Given task:
Entries follow. Set all of them down as they stand.

═════ Entries provided ═════

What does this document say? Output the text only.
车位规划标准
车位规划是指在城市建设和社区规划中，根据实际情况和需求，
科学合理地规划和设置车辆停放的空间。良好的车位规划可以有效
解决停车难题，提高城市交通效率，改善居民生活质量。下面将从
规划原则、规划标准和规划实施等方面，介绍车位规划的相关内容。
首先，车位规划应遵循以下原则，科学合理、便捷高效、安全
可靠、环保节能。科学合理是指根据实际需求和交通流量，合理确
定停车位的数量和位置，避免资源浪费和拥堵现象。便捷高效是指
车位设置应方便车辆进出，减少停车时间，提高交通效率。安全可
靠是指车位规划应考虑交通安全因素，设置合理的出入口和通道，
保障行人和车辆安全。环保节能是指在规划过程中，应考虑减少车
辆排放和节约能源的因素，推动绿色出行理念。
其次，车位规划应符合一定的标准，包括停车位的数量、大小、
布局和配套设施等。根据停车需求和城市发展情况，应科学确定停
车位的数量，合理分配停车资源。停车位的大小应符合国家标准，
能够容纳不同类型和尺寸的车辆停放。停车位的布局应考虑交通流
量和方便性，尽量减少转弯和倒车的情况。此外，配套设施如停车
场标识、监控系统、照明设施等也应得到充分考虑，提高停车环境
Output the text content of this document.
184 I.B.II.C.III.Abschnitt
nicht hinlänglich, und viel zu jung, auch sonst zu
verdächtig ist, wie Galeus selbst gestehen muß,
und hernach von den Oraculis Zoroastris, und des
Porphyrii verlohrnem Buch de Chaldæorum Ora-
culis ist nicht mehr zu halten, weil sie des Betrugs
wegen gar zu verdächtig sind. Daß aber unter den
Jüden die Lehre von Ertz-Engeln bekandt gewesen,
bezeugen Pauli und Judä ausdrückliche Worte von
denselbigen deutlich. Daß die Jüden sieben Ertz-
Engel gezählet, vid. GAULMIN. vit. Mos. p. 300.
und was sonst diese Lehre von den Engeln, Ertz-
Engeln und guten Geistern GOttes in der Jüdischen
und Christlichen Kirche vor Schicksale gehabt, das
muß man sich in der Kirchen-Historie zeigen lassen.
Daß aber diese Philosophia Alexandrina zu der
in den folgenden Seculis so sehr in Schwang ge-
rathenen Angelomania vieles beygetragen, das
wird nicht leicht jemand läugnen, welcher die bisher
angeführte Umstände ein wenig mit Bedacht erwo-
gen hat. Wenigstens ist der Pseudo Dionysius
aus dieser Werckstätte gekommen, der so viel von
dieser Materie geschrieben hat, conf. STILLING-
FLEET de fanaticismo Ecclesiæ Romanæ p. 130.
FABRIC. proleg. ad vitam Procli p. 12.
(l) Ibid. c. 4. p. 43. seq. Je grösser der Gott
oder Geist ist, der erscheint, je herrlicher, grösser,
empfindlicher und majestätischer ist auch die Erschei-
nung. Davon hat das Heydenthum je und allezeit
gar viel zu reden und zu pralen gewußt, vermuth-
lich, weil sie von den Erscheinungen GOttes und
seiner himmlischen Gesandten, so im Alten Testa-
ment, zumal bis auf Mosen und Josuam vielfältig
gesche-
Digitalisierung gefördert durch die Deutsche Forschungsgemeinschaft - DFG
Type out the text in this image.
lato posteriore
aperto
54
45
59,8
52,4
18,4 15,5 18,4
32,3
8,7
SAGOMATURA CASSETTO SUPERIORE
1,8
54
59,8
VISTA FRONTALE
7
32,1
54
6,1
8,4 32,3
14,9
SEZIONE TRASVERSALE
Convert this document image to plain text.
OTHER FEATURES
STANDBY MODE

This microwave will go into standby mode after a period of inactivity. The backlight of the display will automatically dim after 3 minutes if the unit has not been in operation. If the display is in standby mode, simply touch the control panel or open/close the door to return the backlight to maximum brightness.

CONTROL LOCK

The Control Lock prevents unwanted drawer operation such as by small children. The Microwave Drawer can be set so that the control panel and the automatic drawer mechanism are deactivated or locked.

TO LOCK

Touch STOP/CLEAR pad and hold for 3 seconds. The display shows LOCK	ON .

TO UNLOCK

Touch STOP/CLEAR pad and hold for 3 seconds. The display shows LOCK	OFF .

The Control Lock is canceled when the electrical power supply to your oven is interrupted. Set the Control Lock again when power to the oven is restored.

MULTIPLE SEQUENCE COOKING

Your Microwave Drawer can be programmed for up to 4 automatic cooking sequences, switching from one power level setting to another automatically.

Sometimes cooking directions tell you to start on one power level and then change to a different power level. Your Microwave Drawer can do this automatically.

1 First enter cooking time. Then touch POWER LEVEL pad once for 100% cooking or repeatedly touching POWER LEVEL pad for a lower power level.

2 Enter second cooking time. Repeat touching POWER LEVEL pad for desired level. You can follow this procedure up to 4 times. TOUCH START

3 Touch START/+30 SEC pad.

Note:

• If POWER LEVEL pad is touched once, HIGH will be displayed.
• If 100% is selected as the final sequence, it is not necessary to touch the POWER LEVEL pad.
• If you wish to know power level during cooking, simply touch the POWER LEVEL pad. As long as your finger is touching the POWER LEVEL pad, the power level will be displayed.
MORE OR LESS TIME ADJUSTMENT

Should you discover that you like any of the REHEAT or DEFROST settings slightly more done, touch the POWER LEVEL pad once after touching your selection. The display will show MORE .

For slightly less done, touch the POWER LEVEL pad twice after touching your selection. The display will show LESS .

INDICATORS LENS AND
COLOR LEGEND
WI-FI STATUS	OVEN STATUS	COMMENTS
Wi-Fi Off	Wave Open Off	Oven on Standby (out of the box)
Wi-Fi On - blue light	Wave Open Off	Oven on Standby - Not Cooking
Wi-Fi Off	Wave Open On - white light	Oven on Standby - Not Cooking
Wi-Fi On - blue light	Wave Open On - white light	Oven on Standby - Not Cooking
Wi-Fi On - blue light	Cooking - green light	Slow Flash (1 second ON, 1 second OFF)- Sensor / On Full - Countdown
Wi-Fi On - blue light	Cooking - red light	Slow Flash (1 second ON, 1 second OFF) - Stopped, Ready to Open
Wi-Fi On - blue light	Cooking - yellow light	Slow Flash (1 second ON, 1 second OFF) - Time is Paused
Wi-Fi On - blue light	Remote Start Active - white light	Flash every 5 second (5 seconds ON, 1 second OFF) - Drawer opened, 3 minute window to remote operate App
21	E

═════

Answer for this exercise:
What does this document say? Output the text only.
车位规划标准
车位规划是指在城市建设和社区规划中，根据实际情况和需求，
科学合理地规划和设置车辆停放的空间。良好的车位规划可以有效
解决停车难题，提高城市交通效率，改善居民生活质量。下面将从
规划原则、规划标准和规划实施等方面，介绍车位规划的相关内容。
首先，车位规划应遵循以下原则，科学合理、便捷高效、安全
可靠、环保节能。科学合理是指根据实际需求和交通流量，合理确
定停车位的数量和位置，避免资源浪费和拥堵现象。便捷高效是指
车位设置应方便车辆进出，减少停车时间，提高交通效率。安全可
靠是指车位规划应考虑交通安全因素，设置合理的出入口和通道，
保障行人和车辆安全。环保节能是指在规划过程中，应考虑减少车
辆排放和节约能源的因素，推动绿色出行理念。
其次，车位规划应符合一定的标准，包括停车位的数量、大小、
布局和配套设施等。根据停车需求和城市发展情况，应科学确定停
车位的数量，合理分配停车资源。停车位的大小应符合国家标准，
能够容纳不同类型和尺寸的车辆停放。停车位的布局应考虑交通流
量和方便性，尽量减少转弯和倒车的情况。此外，配套设施如停车
场标识、监控系统、照明设施等也应得到充分考虑，提高停车环境
Output the text content of this document.
184 I.B.II.C.III.Abschnitt
nicht hinlänglich, und viel zu jung, auch sonst zu
verdächtig ist, wie Galeus selbst gestehen muß,
und hernach von den Oraculis Zoroastris, und des
Porphyrii verlohrnem Buch de Chaldæorum Ora-
culis ist nicht mehr zu halten, weil sie des Betrugs
wegen gar zu verdächtig sind. Daß aber unter den
Jüden die Lehre von Ertz-Engeln bekandt gewesen,
bezeugen Pauli und Judä ausdrückliche Worte von
denselbigen deutlich. Daß die Jüden sieben Ertz-
Engel gezählet, vid. GAULMIN. vit. Mos. p. 300.
und was sonst diese Lehre von den Engeln, Ertz-
Engeln und guten Geistern GOttes in der Jüdischen
und Christlichen Kirche vor Schicksale gehabt, das
muß man sich in der Kirchen-Historie zeigen lassen.
Daß aber diese Philosophia Alexandrina zu der
in den folgenden Seculis so sehr in Schwang ge-
rathenen Angelomania vieles beygetragen, das
wird nicht leicht jemand läugnen, welcher die bisher
angeführte Umstände ein wenig mit Bedacht erwo-
gen hat. Wenigstens ist der Pseudo Dionysius
aus dieser Werckstätte gekommen, der so viel von
dieser Materie geschrieben hat, conf. STILLING-
FLEET de fanaticismo Ecclesiæ Romanæ p. 130.
FABRIC. proleg. ad vitam Procli p. 12.
(l) Ibid. c. 4. p. 43. seq. Je grösser der Gott
oder Geist ist, der erscheint, je herrlicher, grösser,
empfindlicher und majestätischer ist auch die Erschei-
nung. Davon hat das Heydenthum je und allezeit
gar viel zu reden und zu pralen gewußt, vermuth-
lich, weil sie von den Erscheinungen GOttes und
seiner himmlischen Gesandten, so im Alten Testa-
ment, zumal bis auf Mosen und Josuam vielfältig
gesche-
Digitalisierung gefördert durch die Deutsche Forschungsgemeinschaft - DFG
Type out the text in this image.
lato posteriore
aperto
54
45
59,8
52,4
18,4 15,5 18,4
32,3
8,7
SAGOMATURA CASSETTO SUPERIORE
1,8
54
59,8
VISTA FRONTALE
7
32,1
54
6,1
8,4 32,3
14,9
SEZIONE TRASVERSALE
Convert this document image to plain text.
OTHER FEATURES
STANDBY MODE

This microwave will go into standby mode after a period of inactivity. The backlight of the display will automatically dim after 3 minutes if the unit has not been in operation. If the display is in standby mode, simply touch the control panel or open/close the door to return the backlight to maximum brightness.

CONTROL LOCK

The Control Lock prevents unwanted drawer operation such as by small children. The Microwave Drawer can be set so that the control panel and the automatic drawer mechanism are deactivated or locked.

TO LOCK

Touch STOP/CLEAR pad and hold for 3 seconds. The display shows LOCK	ON .

TO UNLOCK

Touch STOP/CLEAR pad and hold for 3 seconds. The display shows LOCK	OFF .

The Control Lock is canceled when the electrical power supply to your oven is interrupted. Set the Control Lock again when power to the oven is restored.

MULTIPLE SEQUENCE COOKING

Your Microwave Drawer can be programmed for up to 4 automatic cooking sequences, switching from one power level setting to another automatically.

Sometimes cooking directions tell you to start on one power level and then change to a different power level. Your Microwave Drawer can do this automatically.

1 First enter cooking time. Then touch POWER LEVEL pad once for 100% cooking or repeatedly touching POWER LEVEL pad for a lower power level.

2 Enter second cooking time. Repeat touching POWER LEVEL pad for desired level. You can follow this procedure up to 4 times. TOUCH START

3 Touch START/+30 SEC pad.

Note:

• If POWER LEVEL pad is touched once, HIGH will be displayed.
• If 100% is selected as the final sequence, it is not necessary to touch the POWER LEVEL pad.
• If you wish to know power level during cooking, simply touch the POWER LEVEL pad. As long as your finger is touching the POWER LEVEL pad, the power level will be displayed.
MORE OR LESS TIME ADJUSTMENT

Should you discover that you like any of the REHEAT or DEFROST settings slightly more done, touch the POWER LEVEL pad once after touching your selection. The display will show MORE .

For slightly less done, touch the POWER LEVEL pad twice after touching your selection. The display will show LESS .

INDICATORS LENS AND
COLOR LEGEND
WI-FI STATUS	OVEN STATUS	COMMENTS
Wi-Fi Off	Wave Open Off	Oven on Standby (out of the box)
Wi-Fi On - blue light	Wave Open Off	Oven on Standby - Not Cooking
Wi-Fi Off	Wave Open On - white light	Oven on Standby - Not Cooking
Wi-Fi On - blue light	Wave Open On - white light	Oven on Standby - Not Cooking
Wi-Fi On - blue light	Cooking - green light	Slow Flash (1 second ON, 1 second OFF)- Sensor / On Full - Countdown
Wi-Fi On - blue light	Cooking - red light	Slow Flash (1 second ON, 1 second OFF) - Stopped, Ready to Open
Wi-Fi On - blue light	Cooking - yellow light	Slow Flash (1 second ON, 1 second OFF) - Time is Paused
Wi-Fi On - blue light	Remote Start Active - white light	Flash every 5 second (5 seconds ON, 1 second OFF) - Drawer opened, 3 minute window to remote operate App
21	E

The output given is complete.